#### Records about charts and figures:
━━━━

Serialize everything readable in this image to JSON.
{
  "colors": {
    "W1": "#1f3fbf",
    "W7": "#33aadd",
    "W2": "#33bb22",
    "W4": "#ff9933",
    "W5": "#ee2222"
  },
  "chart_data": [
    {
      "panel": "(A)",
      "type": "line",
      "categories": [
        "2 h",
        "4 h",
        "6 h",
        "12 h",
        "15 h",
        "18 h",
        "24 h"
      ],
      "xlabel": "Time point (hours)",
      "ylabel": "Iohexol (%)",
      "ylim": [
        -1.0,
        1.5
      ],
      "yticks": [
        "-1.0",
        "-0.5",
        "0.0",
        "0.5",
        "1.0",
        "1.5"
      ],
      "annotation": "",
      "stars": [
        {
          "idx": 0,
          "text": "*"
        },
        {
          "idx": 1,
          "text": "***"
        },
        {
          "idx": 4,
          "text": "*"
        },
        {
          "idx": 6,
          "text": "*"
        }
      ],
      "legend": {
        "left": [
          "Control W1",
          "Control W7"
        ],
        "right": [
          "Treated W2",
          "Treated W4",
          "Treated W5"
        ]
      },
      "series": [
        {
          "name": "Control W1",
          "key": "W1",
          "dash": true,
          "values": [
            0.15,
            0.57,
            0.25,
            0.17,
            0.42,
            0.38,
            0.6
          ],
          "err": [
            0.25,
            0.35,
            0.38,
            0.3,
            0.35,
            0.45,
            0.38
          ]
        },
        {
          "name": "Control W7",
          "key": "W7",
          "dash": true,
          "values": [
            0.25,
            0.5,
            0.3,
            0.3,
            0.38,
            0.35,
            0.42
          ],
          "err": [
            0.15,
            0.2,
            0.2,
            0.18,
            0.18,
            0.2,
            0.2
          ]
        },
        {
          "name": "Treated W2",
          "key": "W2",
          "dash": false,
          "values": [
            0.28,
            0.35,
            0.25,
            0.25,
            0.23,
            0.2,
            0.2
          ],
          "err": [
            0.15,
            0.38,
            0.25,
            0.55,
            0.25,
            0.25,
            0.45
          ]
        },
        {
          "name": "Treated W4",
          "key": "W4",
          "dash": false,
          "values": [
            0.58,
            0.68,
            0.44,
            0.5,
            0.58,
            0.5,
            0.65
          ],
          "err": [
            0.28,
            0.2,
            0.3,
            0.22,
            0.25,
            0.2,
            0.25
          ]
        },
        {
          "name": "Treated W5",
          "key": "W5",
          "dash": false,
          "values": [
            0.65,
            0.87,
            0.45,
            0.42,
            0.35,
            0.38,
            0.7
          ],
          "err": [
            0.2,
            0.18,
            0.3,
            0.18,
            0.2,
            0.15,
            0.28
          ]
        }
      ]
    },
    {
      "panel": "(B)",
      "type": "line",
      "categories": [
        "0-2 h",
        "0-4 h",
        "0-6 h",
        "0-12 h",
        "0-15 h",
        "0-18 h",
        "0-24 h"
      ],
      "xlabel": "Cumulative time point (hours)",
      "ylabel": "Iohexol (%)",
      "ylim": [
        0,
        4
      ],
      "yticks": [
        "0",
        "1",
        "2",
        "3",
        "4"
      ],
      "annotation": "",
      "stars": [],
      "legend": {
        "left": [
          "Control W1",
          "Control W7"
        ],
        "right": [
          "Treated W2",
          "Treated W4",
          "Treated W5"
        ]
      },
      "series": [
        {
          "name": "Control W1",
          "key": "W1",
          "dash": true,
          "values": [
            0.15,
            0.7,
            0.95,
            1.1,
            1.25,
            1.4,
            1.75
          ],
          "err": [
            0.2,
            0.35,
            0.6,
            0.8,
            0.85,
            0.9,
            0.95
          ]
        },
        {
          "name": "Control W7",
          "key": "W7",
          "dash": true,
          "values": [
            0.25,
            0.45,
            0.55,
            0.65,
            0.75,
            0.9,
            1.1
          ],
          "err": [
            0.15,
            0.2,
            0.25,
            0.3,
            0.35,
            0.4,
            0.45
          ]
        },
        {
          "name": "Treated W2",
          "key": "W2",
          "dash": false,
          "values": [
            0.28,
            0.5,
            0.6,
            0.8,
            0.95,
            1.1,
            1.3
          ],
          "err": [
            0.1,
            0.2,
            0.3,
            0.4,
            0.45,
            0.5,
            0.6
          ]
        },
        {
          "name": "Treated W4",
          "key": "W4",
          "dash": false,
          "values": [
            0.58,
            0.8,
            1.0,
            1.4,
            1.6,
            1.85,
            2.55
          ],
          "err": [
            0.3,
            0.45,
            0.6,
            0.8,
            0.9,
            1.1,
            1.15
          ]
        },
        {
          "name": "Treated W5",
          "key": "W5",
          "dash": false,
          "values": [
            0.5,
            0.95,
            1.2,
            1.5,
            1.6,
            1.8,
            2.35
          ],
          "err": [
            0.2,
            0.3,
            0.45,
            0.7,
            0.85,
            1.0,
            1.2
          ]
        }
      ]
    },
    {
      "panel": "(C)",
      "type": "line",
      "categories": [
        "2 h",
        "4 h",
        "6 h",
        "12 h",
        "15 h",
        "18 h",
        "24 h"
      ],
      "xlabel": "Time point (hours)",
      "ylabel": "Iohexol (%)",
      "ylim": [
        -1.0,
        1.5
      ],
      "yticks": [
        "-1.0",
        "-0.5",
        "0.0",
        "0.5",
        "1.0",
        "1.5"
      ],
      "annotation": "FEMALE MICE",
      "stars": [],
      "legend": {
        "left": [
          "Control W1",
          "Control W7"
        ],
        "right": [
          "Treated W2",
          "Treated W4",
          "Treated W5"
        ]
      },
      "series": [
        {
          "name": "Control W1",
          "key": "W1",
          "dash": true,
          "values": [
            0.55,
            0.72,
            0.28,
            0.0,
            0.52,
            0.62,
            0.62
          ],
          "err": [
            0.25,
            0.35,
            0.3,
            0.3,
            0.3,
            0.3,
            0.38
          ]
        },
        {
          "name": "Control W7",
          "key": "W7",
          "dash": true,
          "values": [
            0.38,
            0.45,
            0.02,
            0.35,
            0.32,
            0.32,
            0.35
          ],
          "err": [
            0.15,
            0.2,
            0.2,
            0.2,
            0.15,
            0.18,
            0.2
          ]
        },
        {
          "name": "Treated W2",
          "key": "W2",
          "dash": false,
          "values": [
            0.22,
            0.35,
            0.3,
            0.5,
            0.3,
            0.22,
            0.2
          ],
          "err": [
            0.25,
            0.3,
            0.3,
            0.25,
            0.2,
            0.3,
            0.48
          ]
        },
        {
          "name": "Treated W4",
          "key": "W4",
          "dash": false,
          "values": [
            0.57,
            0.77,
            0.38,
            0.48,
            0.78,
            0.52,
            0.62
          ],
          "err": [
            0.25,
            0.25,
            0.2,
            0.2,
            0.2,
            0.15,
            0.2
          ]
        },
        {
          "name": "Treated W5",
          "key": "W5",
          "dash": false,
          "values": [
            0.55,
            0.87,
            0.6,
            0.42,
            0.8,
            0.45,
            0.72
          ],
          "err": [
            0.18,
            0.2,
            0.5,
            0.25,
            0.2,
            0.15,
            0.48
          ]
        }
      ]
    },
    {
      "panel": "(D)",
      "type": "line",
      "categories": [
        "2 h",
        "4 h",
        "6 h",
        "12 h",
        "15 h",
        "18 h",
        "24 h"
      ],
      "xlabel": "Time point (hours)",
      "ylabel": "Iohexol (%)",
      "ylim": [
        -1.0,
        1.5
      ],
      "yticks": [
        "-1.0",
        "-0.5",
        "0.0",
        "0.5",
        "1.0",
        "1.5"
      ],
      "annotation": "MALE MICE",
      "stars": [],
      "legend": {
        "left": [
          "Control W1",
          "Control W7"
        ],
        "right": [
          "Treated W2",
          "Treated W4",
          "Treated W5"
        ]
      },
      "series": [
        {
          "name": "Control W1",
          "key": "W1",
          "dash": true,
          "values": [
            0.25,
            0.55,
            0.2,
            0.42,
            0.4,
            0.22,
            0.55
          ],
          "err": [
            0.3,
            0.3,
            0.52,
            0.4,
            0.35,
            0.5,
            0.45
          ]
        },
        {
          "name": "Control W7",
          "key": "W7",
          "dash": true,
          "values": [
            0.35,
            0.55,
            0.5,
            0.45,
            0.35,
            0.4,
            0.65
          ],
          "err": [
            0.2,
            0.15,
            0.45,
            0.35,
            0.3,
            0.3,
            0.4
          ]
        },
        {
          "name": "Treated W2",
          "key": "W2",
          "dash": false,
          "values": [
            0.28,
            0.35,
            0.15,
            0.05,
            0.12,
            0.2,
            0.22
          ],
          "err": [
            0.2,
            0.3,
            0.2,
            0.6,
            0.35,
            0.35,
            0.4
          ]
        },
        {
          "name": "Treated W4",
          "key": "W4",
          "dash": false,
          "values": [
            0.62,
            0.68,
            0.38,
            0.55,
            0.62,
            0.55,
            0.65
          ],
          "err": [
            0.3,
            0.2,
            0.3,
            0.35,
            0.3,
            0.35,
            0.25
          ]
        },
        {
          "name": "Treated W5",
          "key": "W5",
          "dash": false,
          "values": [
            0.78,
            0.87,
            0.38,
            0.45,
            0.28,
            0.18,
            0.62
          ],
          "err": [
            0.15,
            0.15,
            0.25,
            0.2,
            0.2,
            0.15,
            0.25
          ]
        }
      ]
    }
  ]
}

━━━━

#### Written exercise:
Copy and report every line where the word "MICE" is present.

#### Answer in full:
      "annotation": "FEMALE MICE",
      "annotation": "MALE MICE",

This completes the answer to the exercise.